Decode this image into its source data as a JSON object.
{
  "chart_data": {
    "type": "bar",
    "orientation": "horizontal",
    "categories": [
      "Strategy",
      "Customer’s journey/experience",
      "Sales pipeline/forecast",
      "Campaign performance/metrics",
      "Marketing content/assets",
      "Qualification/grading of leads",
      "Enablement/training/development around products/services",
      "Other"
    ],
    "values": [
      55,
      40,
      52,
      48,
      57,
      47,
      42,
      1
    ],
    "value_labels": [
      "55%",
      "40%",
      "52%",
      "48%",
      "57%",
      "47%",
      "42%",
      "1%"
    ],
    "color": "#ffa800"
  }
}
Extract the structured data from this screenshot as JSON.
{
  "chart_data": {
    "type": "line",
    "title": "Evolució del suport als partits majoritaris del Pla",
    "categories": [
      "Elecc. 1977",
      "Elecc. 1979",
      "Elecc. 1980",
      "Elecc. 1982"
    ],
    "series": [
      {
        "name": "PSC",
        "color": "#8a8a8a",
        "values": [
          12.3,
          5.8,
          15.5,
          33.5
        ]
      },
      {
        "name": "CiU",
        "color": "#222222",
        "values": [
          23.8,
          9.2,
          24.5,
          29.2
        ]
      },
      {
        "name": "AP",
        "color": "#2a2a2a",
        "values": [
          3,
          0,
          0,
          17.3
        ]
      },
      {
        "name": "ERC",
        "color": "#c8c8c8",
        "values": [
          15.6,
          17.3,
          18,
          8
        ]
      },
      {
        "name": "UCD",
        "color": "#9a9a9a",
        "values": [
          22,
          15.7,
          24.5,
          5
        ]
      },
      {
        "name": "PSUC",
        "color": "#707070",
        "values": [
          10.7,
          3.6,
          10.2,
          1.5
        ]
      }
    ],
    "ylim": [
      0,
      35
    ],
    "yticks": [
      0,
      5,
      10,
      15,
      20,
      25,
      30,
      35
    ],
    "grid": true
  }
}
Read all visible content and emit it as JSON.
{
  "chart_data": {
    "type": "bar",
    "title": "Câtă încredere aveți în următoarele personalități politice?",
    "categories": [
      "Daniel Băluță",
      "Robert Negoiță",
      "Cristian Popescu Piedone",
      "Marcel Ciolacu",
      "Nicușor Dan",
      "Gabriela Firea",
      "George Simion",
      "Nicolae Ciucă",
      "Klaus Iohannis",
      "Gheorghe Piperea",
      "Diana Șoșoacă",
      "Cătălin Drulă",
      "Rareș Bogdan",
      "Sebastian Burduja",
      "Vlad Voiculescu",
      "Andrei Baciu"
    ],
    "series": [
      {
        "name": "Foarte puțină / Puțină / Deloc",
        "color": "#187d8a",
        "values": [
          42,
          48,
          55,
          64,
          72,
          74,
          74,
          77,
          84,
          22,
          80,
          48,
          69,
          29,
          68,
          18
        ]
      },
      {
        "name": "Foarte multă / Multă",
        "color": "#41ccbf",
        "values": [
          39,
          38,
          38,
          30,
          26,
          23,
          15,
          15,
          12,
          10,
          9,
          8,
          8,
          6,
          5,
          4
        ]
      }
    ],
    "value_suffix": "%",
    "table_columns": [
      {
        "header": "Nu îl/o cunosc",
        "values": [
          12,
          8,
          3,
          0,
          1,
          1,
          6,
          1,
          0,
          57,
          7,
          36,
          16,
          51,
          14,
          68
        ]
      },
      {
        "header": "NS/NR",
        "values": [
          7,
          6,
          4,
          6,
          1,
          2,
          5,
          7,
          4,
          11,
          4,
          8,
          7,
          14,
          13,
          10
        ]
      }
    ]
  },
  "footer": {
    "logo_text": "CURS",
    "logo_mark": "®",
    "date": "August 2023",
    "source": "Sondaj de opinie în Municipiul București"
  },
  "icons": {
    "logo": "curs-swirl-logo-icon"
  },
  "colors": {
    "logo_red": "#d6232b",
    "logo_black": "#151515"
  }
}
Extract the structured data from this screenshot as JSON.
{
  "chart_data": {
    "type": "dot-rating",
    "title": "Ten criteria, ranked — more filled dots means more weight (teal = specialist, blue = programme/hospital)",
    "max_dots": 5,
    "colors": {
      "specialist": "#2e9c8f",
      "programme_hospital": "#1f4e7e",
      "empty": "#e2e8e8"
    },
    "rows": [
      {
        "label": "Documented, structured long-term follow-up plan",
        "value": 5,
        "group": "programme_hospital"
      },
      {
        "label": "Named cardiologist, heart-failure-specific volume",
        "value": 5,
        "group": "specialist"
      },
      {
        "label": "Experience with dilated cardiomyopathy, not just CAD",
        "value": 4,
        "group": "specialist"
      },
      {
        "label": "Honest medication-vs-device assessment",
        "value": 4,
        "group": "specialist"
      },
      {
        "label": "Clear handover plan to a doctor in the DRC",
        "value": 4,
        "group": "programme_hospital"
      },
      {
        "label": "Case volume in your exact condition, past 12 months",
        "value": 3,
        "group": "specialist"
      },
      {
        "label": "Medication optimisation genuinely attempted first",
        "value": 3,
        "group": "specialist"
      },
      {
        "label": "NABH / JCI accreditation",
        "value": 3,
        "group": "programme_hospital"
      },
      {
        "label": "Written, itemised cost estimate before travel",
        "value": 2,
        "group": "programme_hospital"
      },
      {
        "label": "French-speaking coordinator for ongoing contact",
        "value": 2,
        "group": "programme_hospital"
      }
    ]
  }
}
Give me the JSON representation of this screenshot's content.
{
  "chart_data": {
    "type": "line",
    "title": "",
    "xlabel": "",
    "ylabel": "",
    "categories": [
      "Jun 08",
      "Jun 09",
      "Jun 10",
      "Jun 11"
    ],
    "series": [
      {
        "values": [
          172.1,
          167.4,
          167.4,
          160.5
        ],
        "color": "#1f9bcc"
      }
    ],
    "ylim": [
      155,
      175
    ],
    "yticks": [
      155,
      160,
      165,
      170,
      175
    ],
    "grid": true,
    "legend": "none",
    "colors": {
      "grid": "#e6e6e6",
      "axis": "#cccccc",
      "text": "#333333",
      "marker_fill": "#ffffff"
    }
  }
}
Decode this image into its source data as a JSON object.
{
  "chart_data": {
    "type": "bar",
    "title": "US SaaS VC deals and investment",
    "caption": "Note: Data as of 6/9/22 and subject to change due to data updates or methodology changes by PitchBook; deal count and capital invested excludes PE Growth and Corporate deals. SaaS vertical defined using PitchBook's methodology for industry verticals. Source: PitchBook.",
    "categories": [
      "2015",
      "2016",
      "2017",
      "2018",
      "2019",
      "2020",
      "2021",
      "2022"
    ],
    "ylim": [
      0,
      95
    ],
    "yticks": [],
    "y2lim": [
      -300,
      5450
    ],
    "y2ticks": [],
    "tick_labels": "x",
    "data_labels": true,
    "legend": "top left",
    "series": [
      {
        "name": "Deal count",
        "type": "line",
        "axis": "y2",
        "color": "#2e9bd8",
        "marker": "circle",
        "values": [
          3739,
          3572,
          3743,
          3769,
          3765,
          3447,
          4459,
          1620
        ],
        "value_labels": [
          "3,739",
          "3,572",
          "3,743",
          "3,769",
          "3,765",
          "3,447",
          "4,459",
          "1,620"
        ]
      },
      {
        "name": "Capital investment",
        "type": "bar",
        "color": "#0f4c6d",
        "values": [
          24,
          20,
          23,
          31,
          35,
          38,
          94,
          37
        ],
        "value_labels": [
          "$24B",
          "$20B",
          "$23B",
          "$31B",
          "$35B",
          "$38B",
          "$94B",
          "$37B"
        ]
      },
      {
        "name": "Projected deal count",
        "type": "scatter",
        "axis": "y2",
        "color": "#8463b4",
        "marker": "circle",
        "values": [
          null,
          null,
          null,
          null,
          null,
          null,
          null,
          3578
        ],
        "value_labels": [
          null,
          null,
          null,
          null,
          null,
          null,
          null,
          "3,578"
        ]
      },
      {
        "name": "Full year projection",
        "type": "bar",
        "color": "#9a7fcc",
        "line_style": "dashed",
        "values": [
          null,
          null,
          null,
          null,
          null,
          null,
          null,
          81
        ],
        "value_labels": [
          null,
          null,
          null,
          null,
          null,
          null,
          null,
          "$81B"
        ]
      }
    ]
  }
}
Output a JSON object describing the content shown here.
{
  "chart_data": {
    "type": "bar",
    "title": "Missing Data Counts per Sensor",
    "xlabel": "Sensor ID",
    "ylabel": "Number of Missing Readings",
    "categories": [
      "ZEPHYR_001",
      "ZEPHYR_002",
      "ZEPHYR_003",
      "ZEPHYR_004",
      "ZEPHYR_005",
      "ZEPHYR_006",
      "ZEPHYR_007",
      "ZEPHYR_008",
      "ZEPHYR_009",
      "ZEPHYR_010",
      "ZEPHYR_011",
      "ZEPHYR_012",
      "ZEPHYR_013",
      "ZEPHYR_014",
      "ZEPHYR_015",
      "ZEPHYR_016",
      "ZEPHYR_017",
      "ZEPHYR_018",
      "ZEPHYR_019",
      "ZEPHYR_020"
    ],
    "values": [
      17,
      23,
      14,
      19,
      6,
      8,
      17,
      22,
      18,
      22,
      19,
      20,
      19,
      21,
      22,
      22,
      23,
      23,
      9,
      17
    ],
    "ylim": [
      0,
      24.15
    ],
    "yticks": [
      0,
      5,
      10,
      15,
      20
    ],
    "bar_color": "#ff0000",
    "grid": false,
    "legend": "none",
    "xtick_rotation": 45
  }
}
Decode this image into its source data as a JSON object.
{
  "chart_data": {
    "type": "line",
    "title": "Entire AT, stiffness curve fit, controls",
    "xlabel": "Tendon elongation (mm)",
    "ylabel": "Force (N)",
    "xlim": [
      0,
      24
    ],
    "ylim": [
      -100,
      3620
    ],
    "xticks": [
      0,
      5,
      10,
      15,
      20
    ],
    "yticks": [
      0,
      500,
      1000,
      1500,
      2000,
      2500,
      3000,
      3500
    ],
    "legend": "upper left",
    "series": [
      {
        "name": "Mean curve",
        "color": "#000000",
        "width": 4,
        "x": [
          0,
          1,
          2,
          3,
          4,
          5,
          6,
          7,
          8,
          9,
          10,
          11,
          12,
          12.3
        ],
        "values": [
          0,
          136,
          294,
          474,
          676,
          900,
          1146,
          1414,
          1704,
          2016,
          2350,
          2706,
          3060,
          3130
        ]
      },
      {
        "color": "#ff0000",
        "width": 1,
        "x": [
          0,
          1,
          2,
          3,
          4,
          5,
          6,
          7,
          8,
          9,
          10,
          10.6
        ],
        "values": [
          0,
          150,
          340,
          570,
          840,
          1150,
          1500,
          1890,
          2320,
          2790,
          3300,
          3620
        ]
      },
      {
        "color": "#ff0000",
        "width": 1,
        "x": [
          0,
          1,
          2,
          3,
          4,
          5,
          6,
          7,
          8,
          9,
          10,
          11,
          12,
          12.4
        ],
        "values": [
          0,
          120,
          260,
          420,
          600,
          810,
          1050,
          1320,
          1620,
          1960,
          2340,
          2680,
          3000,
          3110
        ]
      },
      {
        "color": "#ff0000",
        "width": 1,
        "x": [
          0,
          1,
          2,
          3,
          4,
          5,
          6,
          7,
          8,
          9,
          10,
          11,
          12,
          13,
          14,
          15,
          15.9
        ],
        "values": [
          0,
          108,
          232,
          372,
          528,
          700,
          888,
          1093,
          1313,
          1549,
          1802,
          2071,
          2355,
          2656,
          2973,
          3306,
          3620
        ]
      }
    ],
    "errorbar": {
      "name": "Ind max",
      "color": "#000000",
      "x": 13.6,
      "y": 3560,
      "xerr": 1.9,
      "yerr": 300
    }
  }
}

---*---

- [WHAT THE TASK ASKS]
State how many lines in the entries above include the word "content"; reply with the number alone.

- [EXERCISE RESULT]
4